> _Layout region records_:
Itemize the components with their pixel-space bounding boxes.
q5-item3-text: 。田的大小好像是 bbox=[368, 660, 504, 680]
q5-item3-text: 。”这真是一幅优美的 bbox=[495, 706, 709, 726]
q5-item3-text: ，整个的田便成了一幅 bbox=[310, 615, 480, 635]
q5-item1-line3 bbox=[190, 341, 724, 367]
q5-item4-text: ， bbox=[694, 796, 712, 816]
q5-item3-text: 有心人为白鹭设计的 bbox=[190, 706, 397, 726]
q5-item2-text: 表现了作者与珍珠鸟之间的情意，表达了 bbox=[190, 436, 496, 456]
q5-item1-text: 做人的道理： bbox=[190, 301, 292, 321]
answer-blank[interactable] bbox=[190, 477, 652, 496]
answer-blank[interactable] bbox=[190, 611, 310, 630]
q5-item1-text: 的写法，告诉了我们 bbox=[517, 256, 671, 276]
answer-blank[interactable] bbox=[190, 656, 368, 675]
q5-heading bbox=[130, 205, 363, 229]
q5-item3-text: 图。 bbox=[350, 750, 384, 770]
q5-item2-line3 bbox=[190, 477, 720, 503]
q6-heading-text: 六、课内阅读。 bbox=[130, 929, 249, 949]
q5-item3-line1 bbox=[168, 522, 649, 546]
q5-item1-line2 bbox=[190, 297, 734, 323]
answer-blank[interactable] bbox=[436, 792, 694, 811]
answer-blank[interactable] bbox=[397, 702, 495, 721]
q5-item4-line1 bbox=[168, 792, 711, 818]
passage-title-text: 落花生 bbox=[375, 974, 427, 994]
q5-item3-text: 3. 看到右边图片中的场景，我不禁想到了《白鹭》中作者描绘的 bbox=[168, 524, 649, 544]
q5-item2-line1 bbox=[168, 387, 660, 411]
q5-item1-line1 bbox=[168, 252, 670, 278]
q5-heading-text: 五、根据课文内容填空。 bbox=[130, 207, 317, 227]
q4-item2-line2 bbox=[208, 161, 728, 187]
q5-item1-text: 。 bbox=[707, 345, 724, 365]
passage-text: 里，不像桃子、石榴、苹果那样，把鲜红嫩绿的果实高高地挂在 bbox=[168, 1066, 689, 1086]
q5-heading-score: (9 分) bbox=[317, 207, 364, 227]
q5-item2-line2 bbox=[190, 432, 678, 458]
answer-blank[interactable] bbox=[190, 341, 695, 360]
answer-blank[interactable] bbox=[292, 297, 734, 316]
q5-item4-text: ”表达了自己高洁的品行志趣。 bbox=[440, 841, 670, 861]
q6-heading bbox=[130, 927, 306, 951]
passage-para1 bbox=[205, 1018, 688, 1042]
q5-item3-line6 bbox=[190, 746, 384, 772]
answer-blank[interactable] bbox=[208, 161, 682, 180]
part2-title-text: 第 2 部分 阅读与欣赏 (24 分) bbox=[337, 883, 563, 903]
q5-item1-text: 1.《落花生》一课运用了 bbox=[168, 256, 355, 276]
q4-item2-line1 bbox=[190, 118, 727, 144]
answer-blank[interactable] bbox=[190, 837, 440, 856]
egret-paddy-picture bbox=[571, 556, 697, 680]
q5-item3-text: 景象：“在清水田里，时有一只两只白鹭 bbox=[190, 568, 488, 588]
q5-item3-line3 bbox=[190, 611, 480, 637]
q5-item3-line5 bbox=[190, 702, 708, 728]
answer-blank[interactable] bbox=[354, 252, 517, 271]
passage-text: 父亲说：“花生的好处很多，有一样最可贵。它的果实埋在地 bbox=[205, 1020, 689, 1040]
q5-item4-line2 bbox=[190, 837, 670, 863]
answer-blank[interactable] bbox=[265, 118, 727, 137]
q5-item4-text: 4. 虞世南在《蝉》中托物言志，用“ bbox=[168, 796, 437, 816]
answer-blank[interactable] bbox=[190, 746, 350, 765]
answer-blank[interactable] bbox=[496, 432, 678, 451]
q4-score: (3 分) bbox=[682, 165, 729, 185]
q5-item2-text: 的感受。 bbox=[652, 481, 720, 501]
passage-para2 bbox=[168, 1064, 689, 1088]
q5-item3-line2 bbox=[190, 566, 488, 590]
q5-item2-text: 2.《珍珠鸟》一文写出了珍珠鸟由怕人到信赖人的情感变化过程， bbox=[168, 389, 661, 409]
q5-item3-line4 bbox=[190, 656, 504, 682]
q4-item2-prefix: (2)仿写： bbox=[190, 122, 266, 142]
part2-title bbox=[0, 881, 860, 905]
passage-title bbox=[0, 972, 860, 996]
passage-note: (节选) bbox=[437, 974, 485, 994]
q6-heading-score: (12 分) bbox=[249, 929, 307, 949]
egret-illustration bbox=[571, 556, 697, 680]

> _Instructions to follow_:
Return the layout region listing above line for line, with no changes.

> _The result_:
Itemize the components with their pixel-space bounding boxes.
q5-item3-text: 。田的大小好像是 bbox=[368, 660, 504, 680]
q5-item3-text: 。”这真是一幅优美的 bbox=[495, 706, 709, 726]
q5-item3-text: ，整个的田便成了一幅 bbox=[310, 615, 480, 635]
q5-item1-line3 bbox=[190, 341, 724, 367]
q5-item4-text: ， bbox=[694, 796, 712, 816]
q5-item3-text: 有心人为白鹭设计的 bbox=[190, 706, 397, 726]
q5-item2-text: 表现了作者与珍珠鸟之间的情意，表达了 bbox=[190, 436, 496, 456]
q5-item1-text: 做人的道理： bbox=[190, 301, 292, 321]
answer-blank[interactable] bbox=[190, 477, 652, 496]
answer-blank[interactable] bbox=[190, 611, 310, 630]
q5-item1-text: 的写法，告诉了我们 bbox=[517, 256, 671, 276]
answer-blank[interactable] bbox=[190, 656, 368, 675]
q5-heading bbox=[130, 205, 363, 229]
q5-item3-text: 图。 bbox=[350, 750, 384, 770]
q5-item2-line3 bbox=[190, 477, 720, 503]
q6-heading-text: 六、课内阅读。 bbox=[130, 929, 249, 949]
q5-item3-line1 bbox=[168, 522, 649, 546]
q5-item1-line2 bbox=[190, 297, 734, 323]
answer-blank[interactable] bbox=[436, 792, 694, 811]
answer-blank[interactable] bbox=[397, 702, 495, 721]
q5-item4-line1 bbox=[168, 792, 711, 818]
passage-title-text: 落花生 bbox=[375, 974, 427, 994]
q5-item3-text: 3. 看到右边图片中的场景，我不禁想到了《白鹭》中作者描绘的 bbox=[168, 524, 649, 544]
q5-item2-line1 bbox=[168, 387, 660, 411]
q5-item1-line1 bbox=[168, 252, 670, 278]
q5-heading-text: 五、根据课文内容填空。 bbox=[130, 207, 317, 227]
q4-item2-line2 bbox=[208, 161, 728, 187]
q5-item1-text: 。 bbox=[707, 345, 724, 365]
passage-text: 里，不像桃子、石榴、苹果那样，把鲜红嫩绿的果实高高地挂在 bbox=[168, 1066, 689, 1086]
q5-heading-score: (9 分) bbox=[317, 207, 364, 227]
q5-item2-line2 bbox=[190, 432, 678, 458]
answer-blank[interactable] bbox=[190, 341, 695, 360]
answer-blank[interactable] bbox=[292, 297, 734, 316]
q5-item4-text: ”表达了自己高洁的品行志趣。 bbox=[440, 841, 670, 861]
q6-heading bbox=[130, 927, 306, 951]
passage-para1 bbox=[205, 1018, 688, 1042]
q5-item3-line6 bbox=[190, 746, 384, 772]
answer-blank[interactable] bbox=[208, 161, 682, 180]
part2-title-text: 第 2 部分 阅读与欣赏 (24 分) bbox=[337, 883, 563, 903]
q5-item1-text: 1.《落花生》一课运用了 bbox=[168, 256, 355, 276]
q4-item2-line1 bbox=[190, 118, 727, 144]
answer-blank[interactable] bbox=[190, 837, 440, 856]
egret-paddy-picture bbox=[571, 556, 697, 680]
q5-item3-text: 景象：“在清水田里，时有一只两只白鹭 bbox=[190, 568, 488, 588]
q5-item3-line3 bbox=[190, 611, 480, 637]
q5-item3-line5 bbox=[190, 702, 708, 728]
answer-blank[interactable] bbox=[354, 252, 517, 271]
passage-text: 父亲说：“花生的好处很多，有一样最可贵。它的果实埋在地 bbox=[205, 1020, 689, 1040]
q5-item4-line2 bbox=[190, 837, 670, 863]
answer-blank[interactable] bbox=[265, 118, 727, 137]
q5-item4-text: 4. 虞世南在《蝉》中托物言志，用“ bbox=[168, 796, 437, 816]
answer-blank[interactable] bbox=[190, 746, 350, 765]
answer-blank[interactable] bbox=[496, 432, 678, 451]
q4-score: (3 分) bbox=[682, 165, 729, 185]
q5-item2-text: 的感受。 bbox=[652, 481, 720, 501]
passage-para2 bbox=[168, 1064, 689, 1088]
q5-item3-line2 bbox=[190, 566, 488, 590]
q5-item2-text: 2.《珍珠鸟》一文写出了珍珠鸟由怕人到信赖人的情感变化过程， bbox=[168, 389, 661, 409]
q5-item3-line4 bbox=[190, 656, 504, 682]
q4-item2-prefix: (2)仿写： bbox=[190, 122, 266, 142]
part2-title bbox=[0, 881, 860, 905]
passage-title bbox=[0, 972, 860, 996]
passage-note: (节选) bbox=[437, 974, 485, 994]
q6-heading-score: (12 分) bbox=[249, 929, 307, 949]
egret-illustration bbox=[571, 556, 697, 680]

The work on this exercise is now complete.